Items from a figure collection

★ ★ ★ ★

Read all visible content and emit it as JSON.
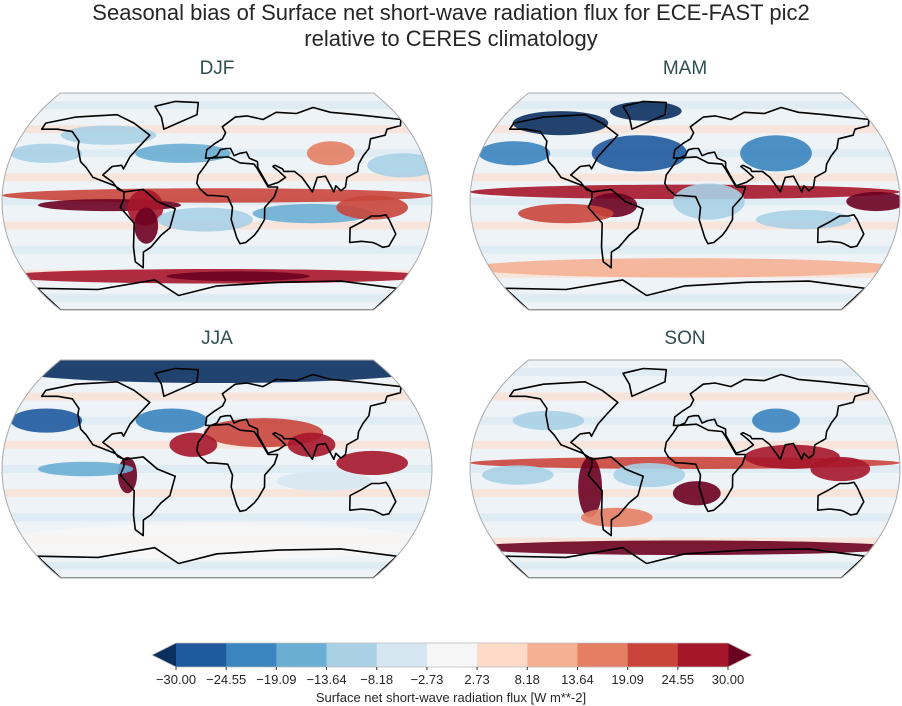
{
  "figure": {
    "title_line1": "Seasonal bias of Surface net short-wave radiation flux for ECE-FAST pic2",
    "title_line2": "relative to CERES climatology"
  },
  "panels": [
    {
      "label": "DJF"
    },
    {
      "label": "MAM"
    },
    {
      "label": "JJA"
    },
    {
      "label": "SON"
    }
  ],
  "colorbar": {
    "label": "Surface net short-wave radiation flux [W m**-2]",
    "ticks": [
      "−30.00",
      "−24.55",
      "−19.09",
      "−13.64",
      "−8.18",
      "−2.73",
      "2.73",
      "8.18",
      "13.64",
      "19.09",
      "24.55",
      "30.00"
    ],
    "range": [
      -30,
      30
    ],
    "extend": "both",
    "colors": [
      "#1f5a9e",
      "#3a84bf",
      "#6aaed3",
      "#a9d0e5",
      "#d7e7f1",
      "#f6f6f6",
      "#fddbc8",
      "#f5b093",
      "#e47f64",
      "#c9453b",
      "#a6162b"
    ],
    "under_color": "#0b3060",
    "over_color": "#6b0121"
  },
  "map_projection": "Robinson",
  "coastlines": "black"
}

★ ★ ★ ★

## [WHAT TO DO]
Print every entry above again without changing a word, and omit the pictures.

## [ANSWER TO THIS TASK]
Read all visible content and emit it as JSON.
{
  "figure": {
    "title_line1": "Seasonal bias of Surface net short-wave radiation flux for ECE-FAST pic2",
    "title_line2": "relative to CERES climatology"
  },
  "panels": [
    {
      "label": "DJF"
    },
    {
      "label": "MAM"
    },
    {
      "label": "JJA"
    },
    {
      "label": "SON"
    }
  ],
  "colorbar": {
    "label": "Surface net short-wave radiation flux [W m**-2]",
    "ticks": [
      "−30.00",
      "−24.55",
      "−19.09",
      "−13.64",
      "−8.18",
      "−2.73",
      "2.73",
      "8.18",
      "13.64",
      "19.09",
      "24.55",
      "30.00"
    ],
    "range": [
      -30,
      30
    ],
    "extend": "both",
    "colors": [
      "#1f5a9e",
      "#3a84bf",
      "#6aaed3",
      "#a9d0e5",
      "#d7e7f1",
      "#f6f6f6",
      "#fddbc8",
      "#f5b093",
      "#e47f64",
      "#c9453b",
      "#a6162b"
    ],
    "under_color": "#0b3060",
    "over_color": "#6b0121"
  },
  "map_projection": "Robinson",
  "coastlines": "black"
}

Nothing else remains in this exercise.